** Begin **

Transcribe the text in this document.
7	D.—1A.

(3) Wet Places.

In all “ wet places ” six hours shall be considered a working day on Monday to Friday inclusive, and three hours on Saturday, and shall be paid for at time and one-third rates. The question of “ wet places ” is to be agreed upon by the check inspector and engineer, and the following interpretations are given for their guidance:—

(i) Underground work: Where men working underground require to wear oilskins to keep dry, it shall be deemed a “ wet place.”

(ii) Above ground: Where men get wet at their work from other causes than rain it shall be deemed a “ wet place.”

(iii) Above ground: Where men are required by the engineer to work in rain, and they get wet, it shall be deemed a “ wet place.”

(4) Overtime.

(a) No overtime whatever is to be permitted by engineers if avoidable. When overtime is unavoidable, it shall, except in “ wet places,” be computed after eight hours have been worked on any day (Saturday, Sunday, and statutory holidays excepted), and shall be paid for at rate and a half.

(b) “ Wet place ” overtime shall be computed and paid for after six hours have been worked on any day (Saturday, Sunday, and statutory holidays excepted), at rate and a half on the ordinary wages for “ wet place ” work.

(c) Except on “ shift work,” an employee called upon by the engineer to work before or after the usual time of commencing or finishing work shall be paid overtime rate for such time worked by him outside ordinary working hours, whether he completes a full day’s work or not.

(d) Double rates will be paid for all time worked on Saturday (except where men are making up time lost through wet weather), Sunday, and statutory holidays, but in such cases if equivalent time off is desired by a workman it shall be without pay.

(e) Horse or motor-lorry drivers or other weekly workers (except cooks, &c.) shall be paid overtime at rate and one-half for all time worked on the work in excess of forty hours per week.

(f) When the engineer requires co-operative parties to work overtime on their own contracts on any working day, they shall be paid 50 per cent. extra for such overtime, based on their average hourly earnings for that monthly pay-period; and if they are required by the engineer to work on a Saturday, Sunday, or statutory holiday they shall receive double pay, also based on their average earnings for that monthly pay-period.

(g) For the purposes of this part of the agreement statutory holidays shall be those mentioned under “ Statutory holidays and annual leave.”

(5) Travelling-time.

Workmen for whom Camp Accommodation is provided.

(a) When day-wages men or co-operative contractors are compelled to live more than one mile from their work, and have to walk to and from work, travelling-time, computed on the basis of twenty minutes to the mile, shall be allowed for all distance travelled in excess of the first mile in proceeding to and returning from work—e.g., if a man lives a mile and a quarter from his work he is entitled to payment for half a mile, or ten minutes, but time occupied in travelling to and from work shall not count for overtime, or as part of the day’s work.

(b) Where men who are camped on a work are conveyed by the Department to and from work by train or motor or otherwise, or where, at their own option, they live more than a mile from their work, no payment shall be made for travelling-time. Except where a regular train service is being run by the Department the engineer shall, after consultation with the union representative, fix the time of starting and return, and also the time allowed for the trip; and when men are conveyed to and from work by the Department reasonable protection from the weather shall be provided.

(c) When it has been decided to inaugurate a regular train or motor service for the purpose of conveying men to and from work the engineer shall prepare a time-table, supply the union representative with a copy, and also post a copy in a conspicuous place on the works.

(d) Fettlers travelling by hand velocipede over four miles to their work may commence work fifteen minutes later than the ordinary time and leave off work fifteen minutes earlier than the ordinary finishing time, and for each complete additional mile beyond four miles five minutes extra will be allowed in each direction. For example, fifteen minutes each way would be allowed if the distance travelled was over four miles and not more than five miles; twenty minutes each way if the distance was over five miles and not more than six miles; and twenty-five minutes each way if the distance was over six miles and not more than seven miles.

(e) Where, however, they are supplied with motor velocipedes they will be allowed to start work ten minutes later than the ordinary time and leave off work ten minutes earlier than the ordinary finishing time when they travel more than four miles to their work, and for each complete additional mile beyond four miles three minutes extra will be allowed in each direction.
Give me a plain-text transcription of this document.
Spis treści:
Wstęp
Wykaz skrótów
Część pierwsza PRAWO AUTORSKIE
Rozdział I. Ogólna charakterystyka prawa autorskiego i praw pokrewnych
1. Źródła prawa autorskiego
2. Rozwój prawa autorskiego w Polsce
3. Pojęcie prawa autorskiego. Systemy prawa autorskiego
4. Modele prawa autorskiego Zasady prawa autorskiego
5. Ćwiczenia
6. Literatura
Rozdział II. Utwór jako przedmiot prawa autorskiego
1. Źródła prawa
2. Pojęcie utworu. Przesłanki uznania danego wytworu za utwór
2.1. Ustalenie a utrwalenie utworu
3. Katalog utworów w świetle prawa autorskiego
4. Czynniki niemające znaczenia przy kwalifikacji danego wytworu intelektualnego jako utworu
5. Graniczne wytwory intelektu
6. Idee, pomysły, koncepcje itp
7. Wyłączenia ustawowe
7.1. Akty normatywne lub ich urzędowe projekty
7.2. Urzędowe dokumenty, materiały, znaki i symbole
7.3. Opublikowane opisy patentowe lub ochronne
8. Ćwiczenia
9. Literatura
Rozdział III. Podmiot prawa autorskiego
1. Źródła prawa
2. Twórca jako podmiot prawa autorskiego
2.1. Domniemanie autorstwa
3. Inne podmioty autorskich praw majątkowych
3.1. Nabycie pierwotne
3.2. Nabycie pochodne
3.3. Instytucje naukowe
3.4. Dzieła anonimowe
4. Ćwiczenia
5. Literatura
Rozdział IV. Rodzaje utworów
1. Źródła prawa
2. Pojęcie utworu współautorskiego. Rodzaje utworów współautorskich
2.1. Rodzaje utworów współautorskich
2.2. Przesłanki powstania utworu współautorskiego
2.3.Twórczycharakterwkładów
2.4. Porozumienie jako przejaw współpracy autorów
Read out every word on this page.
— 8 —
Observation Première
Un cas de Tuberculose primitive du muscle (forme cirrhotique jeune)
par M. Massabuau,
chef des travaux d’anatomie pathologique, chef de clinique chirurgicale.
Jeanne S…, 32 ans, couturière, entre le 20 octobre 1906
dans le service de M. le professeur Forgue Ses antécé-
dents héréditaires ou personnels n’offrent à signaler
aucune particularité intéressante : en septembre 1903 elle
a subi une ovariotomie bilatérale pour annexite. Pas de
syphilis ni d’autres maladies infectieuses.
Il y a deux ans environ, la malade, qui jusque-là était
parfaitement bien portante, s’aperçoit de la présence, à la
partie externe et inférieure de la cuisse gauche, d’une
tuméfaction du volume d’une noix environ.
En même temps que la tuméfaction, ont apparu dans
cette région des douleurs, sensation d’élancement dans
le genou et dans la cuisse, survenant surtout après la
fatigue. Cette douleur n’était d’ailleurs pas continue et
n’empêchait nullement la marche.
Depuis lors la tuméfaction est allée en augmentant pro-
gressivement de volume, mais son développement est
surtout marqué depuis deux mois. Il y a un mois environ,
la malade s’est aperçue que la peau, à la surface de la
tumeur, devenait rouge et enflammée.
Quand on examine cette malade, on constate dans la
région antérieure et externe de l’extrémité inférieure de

** End **

Across the material above, count every line holding "surtout" and write down only the number.

Expected output: 2